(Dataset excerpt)
····················
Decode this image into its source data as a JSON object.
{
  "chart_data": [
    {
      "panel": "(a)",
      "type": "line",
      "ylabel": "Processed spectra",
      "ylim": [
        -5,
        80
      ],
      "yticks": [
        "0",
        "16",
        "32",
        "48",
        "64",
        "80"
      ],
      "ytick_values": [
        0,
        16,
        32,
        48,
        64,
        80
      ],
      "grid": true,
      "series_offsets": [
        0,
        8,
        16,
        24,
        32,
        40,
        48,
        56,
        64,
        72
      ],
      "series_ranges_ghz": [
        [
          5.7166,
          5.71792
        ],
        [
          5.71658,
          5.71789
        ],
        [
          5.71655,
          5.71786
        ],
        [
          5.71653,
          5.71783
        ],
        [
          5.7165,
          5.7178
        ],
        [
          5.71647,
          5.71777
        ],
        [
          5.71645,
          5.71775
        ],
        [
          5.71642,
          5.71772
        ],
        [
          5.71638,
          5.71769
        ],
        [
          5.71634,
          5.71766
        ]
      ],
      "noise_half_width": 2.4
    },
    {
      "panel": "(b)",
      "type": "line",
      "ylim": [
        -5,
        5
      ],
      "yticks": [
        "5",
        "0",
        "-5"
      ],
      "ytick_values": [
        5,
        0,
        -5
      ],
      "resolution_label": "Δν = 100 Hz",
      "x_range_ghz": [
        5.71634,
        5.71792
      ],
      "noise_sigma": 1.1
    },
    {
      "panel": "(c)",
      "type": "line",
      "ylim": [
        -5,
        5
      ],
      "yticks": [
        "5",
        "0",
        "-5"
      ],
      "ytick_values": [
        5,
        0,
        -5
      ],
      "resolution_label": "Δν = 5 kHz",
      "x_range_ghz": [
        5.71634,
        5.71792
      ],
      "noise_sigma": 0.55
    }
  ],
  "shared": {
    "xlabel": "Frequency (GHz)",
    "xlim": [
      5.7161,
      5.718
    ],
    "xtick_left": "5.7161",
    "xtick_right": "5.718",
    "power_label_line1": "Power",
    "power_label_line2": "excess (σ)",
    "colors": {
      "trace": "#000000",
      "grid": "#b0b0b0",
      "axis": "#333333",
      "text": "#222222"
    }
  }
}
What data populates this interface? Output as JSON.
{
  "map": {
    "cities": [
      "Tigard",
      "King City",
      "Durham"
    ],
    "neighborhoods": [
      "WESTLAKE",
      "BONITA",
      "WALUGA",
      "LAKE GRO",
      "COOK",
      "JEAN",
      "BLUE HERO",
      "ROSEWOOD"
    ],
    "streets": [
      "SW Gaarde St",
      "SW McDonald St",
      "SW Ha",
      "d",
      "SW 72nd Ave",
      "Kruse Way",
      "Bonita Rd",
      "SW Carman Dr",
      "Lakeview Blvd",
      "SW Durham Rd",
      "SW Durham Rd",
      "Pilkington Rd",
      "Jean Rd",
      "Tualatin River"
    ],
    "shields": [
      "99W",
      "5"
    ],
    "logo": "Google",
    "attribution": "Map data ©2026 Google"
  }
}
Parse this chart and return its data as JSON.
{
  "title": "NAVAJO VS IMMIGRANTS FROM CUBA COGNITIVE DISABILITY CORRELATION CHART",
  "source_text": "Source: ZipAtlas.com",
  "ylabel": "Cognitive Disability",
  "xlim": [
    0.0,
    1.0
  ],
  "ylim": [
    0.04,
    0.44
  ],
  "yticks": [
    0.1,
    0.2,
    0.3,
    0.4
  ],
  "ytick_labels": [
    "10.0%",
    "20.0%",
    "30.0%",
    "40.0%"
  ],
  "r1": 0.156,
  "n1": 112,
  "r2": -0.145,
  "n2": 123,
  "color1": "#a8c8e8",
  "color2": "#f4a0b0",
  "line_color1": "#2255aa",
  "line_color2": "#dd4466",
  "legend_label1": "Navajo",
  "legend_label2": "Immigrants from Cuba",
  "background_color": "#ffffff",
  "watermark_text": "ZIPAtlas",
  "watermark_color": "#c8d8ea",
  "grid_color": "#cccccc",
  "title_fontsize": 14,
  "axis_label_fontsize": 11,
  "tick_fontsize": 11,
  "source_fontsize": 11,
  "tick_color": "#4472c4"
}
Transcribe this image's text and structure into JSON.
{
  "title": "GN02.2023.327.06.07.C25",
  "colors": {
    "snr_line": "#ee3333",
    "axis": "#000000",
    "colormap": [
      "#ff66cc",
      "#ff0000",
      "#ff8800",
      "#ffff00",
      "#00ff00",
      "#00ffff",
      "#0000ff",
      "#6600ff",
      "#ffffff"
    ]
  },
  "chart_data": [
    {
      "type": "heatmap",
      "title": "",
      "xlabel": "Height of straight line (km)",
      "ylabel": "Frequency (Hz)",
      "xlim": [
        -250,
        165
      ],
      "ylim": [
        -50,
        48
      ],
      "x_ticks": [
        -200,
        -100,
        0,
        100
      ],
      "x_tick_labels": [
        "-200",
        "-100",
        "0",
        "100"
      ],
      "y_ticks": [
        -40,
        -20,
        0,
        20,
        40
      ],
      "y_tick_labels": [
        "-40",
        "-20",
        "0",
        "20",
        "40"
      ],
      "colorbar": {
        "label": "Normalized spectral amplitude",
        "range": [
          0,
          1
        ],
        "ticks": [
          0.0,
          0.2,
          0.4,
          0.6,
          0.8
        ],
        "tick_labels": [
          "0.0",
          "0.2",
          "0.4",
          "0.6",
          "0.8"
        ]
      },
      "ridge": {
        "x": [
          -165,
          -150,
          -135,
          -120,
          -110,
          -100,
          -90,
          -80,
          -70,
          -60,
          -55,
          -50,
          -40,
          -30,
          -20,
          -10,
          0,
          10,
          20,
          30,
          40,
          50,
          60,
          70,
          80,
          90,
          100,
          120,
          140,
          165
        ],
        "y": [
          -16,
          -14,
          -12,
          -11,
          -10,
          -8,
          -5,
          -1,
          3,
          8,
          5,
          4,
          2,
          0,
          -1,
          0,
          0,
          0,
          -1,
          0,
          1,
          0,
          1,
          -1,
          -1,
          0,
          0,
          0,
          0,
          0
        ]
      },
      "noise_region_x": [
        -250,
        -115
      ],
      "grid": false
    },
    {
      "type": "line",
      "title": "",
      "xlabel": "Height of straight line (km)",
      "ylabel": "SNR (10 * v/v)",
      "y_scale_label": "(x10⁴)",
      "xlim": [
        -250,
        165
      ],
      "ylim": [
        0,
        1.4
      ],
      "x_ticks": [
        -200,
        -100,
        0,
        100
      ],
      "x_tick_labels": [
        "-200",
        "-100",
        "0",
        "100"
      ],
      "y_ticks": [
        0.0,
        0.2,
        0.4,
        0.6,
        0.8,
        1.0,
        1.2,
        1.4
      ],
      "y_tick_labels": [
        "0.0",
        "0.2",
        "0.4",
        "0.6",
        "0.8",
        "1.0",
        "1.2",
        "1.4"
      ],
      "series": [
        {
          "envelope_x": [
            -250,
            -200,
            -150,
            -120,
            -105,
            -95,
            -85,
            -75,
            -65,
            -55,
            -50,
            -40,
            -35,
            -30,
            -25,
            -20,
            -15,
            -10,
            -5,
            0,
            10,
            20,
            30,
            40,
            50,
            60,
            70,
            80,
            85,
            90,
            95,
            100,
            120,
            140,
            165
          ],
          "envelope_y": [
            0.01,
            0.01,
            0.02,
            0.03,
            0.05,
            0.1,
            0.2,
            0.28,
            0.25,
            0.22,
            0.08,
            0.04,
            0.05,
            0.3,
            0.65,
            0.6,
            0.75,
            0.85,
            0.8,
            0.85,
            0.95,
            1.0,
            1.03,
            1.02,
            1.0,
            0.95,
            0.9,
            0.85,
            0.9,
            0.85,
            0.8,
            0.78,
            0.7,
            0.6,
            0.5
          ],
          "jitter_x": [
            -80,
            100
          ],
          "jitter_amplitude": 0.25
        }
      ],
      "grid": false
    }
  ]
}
····················
• **Exercise prompt**
Copy out every line of the material above that mentions the word "image".

• **Answer in full**
Decode this image into its source data as a JSON object.
Transcribe this image's text and structure into JSON.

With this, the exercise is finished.